* Task goal:
List, from the lines below, each one with "videlicet" in it.

* Dataset entries:
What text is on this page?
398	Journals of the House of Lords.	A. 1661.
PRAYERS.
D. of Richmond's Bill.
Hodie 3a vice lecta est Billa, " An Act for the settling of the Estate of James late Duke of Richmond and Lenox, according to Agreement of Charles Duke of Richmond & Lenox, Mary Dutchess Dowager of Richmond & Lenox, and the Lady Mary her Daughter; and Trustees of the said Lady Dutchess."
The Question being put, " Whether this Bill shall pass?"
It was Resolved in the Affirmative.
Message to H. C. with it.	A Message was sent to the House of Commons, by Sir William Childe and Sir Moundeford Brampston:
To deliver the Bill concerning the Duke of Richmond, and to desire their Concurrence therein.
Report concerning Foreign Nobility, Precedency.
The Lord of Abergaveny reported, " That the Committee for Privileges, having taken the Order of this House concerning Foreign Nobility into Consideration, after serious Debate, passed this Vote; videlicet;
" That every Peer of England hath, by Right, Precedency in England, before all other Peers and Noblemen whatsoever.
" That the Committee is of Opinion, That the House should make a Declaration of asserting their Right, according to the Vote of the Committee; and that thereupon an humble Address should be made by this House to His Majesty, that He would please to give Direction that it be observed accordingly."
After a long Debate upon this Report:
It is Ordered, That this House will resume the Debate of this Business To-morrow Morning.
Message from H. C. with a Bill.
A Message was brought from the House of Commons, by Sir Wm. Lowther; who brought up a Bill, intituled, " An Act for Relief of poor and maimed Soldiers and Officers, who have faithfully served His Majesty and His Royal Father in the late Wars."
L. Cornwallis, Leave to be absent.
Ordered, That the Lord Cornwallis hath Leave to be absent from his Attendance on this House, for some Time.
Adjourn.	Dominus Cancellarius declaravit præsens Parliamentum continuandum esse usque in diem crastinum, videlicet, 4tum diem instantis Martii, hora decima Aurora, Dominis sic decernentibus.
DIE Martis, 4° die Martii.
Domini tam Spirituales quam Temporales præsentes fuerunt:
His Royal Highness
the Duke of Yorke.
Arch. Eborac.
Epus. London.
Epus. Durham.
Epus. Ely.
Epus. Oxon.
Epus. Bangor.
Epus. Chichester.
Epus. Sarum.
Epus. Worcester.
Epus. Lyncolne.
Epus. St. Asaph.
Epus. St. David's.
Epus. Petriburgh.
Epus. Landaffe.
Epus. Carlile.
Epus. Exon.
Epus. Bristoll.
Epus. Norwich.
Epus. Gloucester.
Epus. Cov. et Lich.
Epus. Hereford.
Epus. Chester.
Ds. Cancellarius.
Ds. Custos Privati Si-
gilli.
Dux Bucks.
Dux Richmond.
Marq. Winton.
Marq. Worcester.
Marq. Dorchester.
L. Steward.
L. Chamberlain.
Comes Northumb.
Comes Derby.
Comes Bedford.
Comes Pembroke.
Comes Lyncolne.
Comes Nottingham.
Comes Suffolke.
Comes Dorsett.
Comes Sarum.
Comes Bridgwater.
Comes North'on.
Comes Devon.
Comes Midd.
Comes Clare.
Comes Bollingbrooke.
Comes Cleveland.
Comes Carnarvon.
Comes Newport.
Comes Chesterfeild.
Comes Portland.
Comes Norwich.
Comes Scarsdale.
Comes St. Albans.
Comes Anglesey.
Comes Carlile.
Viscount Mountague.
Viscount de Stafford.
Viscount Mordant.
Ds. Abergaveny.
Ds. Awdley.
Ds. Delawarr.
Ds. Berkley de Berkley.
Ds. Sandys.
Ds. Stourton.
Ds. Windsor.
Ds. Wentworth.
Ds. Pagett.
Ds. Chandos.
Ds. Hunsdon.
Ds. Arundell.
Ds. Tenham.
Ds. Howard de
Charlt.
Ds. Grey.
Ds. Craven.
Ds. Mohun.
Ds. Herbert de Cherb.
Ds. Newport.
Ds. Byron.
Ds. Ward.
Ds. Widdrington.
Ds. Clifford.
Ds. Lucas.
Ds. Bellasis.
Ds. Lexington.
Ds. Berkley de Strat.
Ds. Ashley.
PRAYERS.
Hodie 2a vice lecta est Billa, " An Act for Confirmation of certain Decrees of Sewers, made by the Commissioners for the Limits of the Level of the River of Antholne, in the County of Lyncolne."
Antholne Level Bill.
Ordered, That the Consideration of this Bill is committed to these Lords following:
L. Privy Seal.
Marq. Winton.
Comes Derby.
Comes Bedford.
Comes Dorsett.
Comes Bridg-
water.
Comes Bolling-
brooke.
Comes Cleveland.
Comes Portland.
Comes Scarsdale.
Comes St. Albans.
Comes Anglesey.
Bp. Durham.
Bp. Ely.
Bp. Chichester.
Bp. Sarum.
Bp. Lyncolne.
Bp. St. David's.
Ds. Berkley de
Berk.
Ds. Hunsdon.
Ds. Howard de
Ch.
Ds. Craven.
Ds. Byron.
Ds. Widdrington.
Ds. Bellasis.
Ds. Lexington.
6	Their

--

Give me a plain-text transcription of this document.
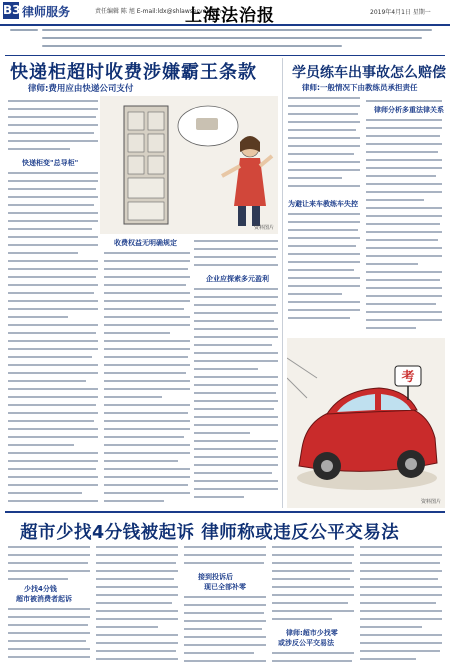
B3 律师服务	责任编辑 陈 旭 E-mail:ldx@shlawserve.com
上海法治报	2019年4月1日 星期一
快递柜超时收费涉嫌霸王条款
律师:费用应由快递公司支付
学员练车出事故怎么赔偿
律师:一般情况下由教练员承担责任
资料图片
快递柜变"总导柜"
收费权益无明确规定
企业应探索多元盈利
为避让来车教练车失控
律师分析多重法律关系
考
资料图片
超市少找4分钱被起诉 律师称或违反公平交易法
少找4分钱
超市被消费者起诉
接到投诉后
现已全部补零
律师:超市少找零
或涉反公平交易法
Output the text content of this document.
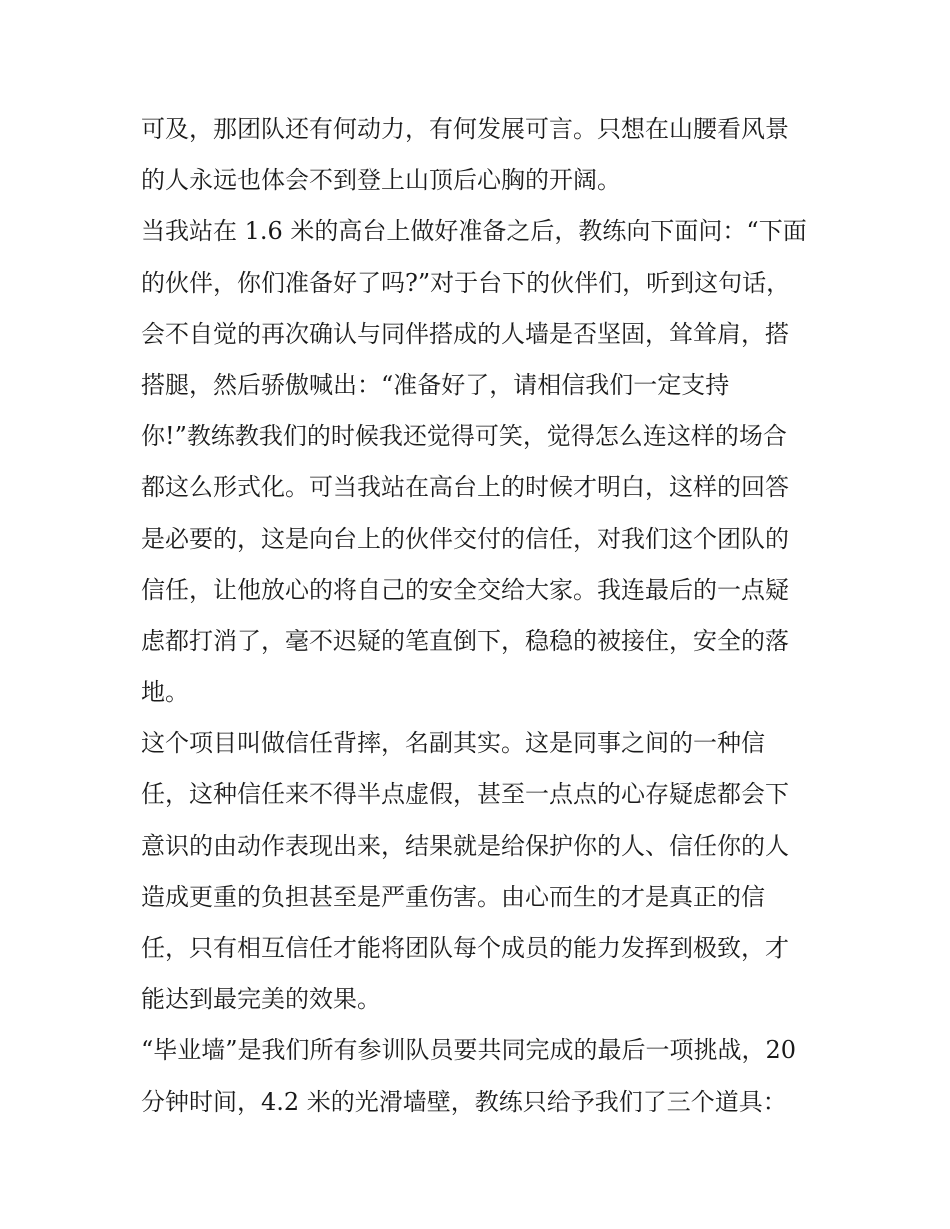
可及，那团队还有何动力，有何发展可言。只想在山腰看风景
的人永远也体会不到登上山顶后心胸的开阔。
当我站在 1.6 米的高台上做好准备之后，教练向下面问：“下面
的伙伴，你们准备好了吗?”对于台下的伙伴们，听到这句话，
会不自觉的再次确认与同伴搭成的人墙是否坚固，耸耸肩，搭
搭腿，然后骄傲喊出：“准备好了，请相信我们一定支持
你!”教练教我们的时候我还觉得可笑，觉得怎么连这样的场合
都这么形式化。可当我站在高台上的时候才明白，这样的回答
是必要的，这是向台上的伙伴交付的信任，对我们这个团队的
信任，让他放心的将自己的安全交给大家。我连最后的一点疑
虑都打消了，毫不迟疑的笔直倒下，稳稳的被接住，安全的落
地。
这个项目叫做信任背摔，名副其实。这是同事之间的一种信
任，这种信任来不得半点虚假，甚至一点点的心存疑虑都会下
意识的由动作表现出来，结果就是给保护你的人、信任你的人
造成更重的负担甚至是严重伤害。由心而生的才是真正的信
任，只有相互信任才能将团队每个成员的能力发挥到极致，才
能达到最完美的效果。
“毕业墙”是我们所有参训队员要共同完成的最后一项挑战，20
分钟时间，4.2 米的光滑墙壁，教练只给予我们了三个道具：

* Response to the task:
The Lord of Abergaveny reported, " That the Committee for Privileges, having taken the Order of this House concerning Foreign Nobility into Consideration, after serious Debate, passed this Vote; videlicet;
Adjourn.	Dominus Cancellarius declaravit præsens Parliamentum continuandum esse usque in diem crastinum, videlicet, 4tum diem instantis Martii, hora decima Aurora, Dominis sic decernentibus.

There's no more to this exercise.